* Task brief: Restate the whole listing exactly.
=== Working data ===
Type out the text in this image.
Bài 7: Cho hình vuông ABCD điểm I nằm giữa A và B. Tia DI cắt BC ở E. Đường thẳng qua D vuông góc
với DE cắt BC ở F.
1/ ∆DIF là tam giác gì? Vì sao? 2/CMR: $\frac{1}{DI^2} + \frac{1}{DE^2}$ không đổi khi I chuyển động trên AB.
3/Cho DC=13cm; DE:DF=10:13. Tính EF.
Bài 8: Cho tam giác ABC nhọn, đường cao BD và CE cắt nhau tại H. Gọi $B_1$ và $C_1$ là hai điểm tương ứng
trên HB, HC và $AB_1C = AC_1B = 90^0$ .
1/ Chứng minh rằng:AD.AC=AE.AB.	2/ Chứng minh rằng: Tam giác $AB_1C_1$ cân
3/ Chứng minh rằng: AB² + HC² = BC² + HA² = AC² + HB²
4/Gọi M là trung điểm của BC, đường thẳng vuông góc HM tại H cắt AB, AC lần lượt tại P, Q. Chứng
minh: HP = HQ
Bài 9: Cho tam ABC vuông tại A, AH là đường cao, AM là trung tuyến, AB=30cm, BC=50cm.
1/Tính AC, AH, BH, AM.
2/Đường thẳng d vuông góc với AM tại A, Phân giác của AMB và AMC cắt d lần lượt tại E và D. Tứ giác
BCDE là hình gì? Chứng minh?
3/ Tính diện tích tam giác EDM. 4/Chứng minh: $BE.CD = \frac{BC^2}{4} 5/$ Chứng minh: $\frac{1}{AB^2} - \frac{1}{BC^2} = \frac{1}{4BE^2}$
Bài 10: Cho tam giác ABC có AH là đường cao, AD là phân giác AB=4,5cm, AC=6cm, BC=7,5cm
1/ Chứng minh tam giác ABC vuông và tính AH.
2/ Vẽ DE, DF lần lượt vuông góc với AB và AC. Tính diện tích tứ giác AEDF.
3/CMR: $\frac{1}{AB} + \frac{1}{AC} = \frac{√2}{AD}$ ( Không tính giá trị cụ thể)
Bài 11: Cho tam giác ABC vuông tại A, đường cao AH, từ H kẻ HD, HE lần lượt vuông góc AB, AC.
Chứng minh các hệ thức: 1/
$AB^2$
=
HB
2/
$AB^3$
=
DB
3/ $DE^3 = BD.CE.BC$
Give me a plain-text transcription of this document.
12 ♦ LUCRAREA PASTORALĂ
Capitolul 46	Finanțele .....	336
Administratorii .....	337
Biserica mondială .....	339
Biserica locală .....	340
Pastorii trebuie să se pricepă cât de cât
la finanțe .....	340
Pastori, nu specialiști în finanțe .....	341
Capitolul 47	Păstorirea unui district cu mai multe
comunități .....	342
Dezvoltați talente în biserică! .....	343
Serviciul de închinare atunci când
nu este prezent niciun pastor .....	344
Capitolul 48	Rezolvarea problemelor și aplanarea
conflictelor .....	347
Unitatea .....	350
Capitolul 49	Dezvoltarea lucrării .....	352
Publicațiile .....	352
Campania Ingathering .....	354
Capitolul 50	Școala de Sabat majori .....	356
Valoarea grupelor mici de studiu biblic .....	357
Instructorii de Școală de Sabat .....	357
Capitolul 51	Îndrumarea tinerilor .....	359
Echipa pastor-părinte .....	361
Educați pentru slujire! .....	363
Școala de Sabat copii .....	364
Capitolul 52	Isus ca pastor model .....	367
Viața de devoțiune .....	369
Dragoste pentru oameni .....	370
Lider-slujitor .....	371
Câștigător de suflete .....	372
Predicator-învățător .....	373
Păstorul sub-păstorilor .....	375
===
* Reply:
Type out the text in this image.
Bài 7: Cho hình vuông ABCD điểm I nằm giữa A và B. Tia DI cắt BC ở E. Đường thẳng qua D vuông góc
với DE cắt BC ở F.
1/ ∆DIF là tam giác gì? Vì sao? 2/CMR: $\frac{1}{DI^2} + \frac{1}{DE^2}$ không đổi khi I chuyển động trên AB.
3/Cho DC=13cm; DE:DF=10:13. Tính EF.
Bài 8: Cho tam giác ABC nhọn, đường cao BD và CE cắt nhau tại H. Gọi $B_1$ và $C_1$ là hai điểm tương ứng
trên HB, HC và $AB_1C = AC_1B = 90^0$ .
1/ Chứng minh rằng:AD.AC=AE.AB.	2/ Chứng minh rằng: Tam giác $AB_1C_1$ cân
3/ Chứng minh rằng: AB² + HC² = BC² + HA² = AC² + HB²
4/Gọi M là trung điểm của BC, đường thẳng vuông góc HM tại H cắt AB, AC lần lượt tại P, Q. Chứng
minh: HP = HQ
Bài 9: Cho tam ABC vuông tại A, AH là đường cao, AM là trung tuyến, AB=30cm, BC=50cm.
1/Tính AC, AH, BH, AM.
2/Đường thẳng d vuông góc với AM tại A, Phân giác của AMB và AMC cắt d lần lượt tại E và D. Tứ giác
BCDE là hình gì? Chứng minh?
3/ Tính diện tích tam giác EDM. 4/Chứng minh: $BE.CD = \frac{BC^2}{4} 5/$ Chứng minh: $\frac{1}{AB^2} - \frac{1}{BC^2} = \frac{1}{4BE^2}$
Bài 10: Cho tam giác ABC có AH là đường cao, AD là phân giác AB=4,5cm, AC=6cm, BC=7,5cm
1/ Chứng minh tam giác ABC vuông và tính AH.
2/ Vẽ DE, DF lần lượt vuông góc với AB và AC. Tính diện tích tứ giác AEDF.
3/CMR: $\frac{1}{AB} + \frac{1}{AC} = \frac{√2}{AD}$ ( Không tính giá trị cụ thể)
Bài 11: Cho tam giác ABC vuông tại A, đường cao AH, từ H kẻ HD, HE lần lượt vuông góc AB, AC.
Chứng minh các hệ thức: 1/
$AB^2$
=
HB
2/
$AB^3$
=
DB
3/ $DE^3 = BD.CE.BC$
Give me a plain-text transcription of this document.
12 ♦ LUCRAREA PASTORALĂ
Capitolul 46	Finanțele .....	336
Administratorii .....	337
Biserica mondială .....	339
Biserica locală .....	340
Pastorii trebuie să se pricepă cât de cât
la finanțe .....	340
Pastori, nu specialiști în finanțe .....	341
Capitolul 47	Păstorirea unui district cu mai multe
comunități .....	342
Dezvoltați talente în biserică! .....	343
Serviciul de închinare atunci când
nu este prezent niciun pastor .....	344
Capitolul 48	Rezolvarea problemelor și aplanarea
conflictelor .....	347
Unitatea .....	350
Capitolul 49	Dezvoltarea lucrării .....	352
Publicațiile .....	352
Campania Ingathering .....	354
Capitolul 50	Școala de Sabat majori .....	356
Valoarea grupelor mici de studiu biblic .....	357
Instructorii de Școală de Sabat .....	357
Capitolul 51	Îndrumarea tinerilor .....	359
Echipa pastor-părinte .....	361
Educați pentru slujire! .....	363
Școala de Sabat copii .....	364
Capitolul 52	Isus ca pastor model .....	367
Viața de devoțiune .....	369
Dragoste pentru oameni .....	370
Lider-slujitor .....	371
Câștigător de suflete .....	372
Predicator-învățător .....	373
Păstorul sub-păstorilor .....	375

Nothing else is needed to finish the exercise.